Problem description:
Scan the records for the string "ffffff"; copy each line where it occurs.

::: Excerpted data

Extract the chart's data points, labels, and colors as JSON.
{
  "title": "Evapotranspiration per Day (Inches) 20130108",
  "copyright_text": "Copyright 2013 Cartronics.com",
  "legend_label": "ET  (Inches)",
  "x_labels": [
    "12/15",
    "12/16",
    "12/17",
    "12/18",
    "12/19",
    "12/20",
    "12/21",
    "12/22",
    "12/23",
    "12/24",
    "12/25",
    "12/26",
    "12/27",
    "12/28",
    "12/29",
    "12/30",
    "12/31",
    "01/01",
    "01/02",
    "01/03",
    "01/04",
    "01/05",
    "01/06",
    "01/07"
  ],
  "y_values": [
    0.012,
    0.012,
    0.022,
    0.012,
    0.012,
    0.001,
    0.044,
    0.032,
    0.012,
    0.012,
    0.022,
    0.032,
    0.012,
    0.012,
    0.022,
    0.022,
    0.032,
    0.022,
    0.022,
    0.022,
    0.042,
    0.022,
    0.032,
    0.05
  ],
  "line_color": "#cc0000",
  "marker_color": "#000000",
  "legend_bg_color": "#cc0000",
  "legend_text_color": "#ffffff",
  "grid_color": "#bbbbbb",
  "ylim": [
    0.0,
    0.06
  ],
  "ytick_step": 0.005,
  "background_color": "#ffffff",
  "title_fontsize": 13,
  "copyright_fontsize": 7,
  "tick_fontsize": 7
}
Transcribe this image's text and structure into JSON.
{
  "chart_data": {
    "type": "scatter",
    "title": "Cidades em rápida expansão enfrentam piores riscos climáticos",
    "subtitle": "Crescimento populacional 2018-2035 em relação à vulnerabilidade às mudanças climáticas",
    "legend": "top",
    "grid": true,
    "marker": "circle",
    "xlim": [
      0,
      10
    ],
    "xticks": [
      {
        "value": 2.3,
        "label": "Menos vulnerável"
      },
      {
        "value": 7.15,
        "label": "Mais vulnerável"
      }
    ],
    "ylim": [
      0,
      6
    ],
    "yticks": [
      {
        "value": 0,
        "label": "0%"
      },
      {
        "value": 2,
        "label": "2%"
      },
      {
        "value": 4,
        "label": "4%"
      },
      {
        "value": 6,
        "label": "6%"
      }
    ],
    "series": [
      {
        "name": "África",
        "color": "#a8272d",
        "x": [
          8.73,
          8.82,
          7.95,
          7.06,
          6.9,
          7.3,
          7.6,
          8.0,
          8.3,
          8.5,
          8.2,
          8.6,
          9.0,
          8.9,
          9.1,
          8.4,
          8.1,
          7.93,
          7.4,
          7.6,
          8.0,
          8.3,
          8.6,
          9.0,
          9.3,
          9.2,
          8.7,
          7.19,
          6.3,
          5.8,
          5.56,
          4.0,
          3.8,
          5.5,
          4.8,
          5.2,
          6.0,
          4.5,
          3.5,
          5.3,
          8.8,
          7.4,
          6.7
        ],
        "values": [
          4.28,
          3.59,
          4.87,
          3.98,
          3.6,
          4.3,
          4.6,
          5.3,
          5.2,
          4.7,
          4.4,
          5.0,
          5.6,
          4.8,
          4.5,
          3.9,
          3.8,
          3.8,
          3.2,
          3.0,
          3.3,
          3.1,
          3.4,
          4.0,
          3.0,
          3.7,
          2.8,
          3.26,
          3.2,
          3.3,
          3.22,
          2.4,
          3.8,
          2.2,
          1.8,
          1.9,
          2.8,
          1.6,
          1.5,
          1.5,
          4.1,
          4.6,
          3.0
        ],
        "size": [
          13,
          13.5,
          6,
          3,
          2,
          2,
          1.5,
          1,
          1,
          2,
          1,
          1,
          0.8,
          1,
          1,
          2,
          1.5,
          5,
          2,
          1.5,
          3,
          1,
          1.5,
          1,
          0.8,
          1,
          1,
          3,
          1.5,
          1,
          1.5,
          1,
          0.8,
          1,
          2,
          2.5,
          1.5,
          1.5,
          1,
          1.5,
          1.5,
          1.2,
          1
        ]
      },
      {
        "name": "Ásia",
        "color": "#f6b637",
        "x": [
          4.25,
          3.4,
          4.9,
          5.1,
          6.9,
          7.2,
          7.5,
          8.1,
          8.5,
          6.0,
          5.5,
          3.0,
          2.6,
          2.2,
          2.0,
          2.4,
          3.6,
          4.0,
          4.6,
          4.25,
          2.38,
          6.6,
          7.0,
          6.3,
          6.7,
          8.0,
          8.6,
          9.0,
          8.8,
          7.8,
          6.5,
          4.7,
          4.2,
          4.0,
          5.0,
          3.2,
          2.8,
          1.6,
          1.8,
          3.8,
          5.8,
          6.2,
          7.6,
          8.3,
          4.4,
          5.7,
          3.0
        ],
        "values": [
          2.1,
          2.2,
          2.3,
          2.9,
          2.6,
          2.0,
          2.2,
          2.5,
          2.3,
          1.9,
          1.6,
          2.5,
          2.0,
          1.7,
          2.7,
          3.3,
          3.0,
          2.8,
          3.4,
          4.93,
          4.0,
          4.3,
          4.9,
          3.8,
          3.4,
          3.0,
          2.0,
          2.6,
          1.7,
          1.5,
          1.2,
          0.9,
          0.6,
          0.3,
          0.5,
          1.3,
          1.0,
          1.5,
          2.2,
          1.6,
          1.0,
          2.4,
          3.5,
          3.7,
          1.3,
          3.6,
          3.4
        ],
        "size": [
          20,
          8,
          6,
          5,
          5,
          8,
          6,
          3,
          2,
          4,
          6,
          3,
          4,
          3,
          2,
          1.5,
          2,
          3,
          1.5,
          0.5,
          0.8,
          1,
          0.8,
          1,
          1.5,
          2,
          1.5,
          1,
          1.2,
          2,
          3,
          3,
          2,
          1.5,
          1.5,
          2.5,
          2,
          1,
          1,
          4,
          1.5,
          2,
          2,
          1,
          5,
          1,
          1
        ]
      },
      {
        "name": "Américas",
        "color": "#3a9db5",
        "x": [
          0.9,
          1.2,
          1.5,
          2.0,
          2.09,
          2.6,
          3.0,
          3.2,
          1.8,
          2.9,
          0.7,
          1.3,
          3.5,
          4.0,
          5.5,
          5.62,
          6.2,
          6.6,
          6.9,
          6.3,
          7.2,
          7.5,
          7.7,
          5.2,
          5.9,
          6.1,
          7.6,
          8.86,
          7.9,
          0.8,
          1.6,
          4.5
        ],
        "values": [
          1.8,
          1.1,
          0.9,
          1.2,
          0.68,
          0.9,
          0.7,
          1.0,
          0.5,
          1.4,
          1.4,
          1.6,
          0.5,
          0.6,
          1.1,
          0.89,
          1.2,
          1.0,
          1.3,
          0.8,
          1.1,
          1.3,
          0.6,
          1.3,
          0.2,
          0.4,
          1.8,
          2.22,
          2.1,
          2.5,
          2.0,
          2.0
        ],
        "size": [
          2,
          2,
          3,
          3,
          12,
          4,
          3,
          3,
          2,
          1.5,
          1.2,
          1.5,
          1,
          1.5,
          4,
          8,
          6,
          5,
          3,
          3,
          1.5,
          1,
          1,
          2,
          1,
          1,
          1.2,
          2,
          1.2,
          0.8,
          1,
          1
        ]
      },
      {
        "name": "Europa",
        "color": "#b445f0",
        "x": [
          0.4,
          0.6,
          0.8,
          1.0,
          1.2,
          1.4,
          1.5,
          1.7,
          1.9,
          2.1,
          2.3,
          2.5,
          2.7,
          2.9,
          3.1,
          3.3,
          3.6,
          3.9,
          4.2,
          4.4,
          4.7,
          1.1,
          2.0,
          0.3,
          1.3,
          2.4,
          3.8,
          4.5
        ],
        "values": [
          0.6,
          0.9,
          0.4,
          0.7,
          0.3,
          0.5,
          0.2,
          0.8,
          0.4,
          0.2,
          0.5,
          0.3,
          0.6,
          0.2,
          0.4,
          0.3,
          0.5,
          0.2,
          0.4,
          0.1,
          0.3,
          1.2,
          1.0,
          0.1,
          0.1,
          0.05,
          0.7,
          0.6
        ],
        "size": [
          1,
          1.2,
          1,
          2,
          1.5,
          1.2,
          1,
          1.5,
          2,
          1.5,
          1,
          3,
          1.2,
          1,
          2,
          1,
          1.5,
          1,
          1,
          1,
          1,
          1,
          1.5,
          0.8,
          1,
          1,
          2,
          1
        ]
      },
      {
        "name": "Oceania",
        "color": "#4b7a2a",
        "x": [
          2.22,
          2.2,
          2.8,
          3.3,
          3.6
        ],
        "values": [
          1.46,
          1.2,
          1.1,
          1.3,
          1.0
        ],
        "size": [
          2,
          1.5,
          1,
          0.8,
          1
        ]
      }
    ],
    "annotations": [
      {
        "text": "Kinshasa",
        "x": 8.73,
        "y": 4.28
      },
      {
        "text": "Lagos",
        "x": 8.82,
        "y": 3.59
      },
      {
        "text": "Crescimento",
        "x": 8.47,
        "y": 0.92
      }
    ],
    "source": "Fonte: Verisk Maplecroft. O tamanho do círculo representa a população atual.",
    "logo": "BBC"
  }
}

::::::

Response to this task:
  "legend_text_color": "#ffffff",
  "background_color": "#ffffff",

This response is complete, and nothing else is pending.